_Material to process_

* start *

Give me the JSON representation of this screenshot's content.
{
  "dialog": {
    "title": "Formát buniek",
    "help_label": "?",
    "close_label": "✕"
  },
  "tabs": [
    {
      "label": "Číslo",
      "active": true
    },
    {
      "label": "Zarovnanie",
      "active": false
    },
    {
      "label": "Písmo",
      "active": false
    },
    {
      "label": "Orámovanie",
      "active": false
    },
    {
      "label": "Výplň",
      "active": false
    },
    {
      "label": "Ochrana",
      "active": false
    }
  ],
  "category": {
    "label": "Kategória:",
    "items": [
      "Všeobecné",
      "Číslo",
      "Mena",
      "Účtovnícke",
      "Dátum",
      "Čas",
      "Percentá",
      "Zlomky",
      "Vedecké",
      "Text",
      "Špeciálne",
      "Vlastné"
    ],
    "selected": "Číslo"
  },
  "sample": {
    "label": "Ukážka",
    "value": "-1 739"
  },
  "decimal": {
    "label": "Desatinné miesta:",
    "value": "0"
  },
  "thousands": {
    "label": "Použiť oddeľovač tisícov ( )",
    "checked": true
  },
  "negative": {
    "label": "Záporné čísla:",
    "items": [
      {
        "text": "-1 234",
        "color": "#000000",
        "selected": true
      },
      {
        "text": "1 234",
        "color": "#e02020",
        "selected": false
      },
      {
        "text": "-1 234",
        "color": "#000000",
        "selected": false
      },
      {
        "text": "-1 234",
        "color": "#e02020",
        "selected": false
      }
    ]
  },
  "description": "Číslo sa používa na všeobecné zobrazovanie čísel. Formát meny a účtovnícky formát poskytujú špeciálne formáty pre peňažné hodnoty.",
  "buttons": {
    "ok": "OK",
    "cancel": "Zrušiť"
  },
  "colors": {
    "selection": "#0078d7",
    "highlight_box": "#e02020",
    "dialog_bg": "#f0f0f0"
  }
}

* end *

_The exercise_
Produce a verbatim transcription of the entries above.

_Result_
Give me the JSON representation of this screenshot's content.
{
  "dialog": {
    "title": "Formát buniek",
    "help_label": "?",
    "close_label": "✕"
  },
  "tabs": [
    {
      "label": "Číslo",
      "active": true
    },
    {
      "label": "Zarovnanie",
      "active": false
    },
    {
      "label": "Písmo",
      "active": false
    },
    {
      "label": "Orámovanie",
      "active": false
    },
    {
      "label": "Výplň",
      "active": false
    },
    {
      "label": "Ochrana",
      "active": false
    }
  ],
  "category": {
    "label": "Kategória:",
    "items": [
      "Všeobecné",
      "Číslo",
      "Mena",
      "Účtovnícke",
      "Dátum",
      "Čas",
      "Percentá",
      "Zlomky",
      "Vedecké",
      "Text",
      "Špeciálne",
      "Vlastné"
    ],
    "selected": "Číslo"
  },
  "sample": {
    "label": "Ukážka",
    "value": "-1 739"
  },
  "decimal": {
    "label": "Desatinné miesta:",
    "value": "0"
  },
  "thousands": {
    "label": "Použiť oddeľovač tisícov ( )",
    "checked": true
  },
  "negative": {
    "label": "Záporné čísla:",
    "items": [
      {
        "text": "-1 234",
        "color": "#000000",
        "selected": true
      },
      {
        "text": "1 234",
        "color": "#e02020",
        "selected": false
      },
      {
        "text": "-1 234",
        "color": "#000000",
        "selected": false
      },
      {
        "text": "-1 234",
        "color": "#e02020",
        "selected": false
      }
    ]
  },
  "description": "Číslo sa používa na všeobecné zobrazovanie čísel. Formát meny a účtovnícky formát poskytujú špeciálne formáty pre peňažné hodnoty.",
  "buttons": {
    "ok": "OK",
    "cancel": "Zrušiť"
  },
  "colors": {
    "selection": "#0078d7",
    "highlight_box": "#e02020",
    "dialog_bg": "#f0f0f0"
  }
}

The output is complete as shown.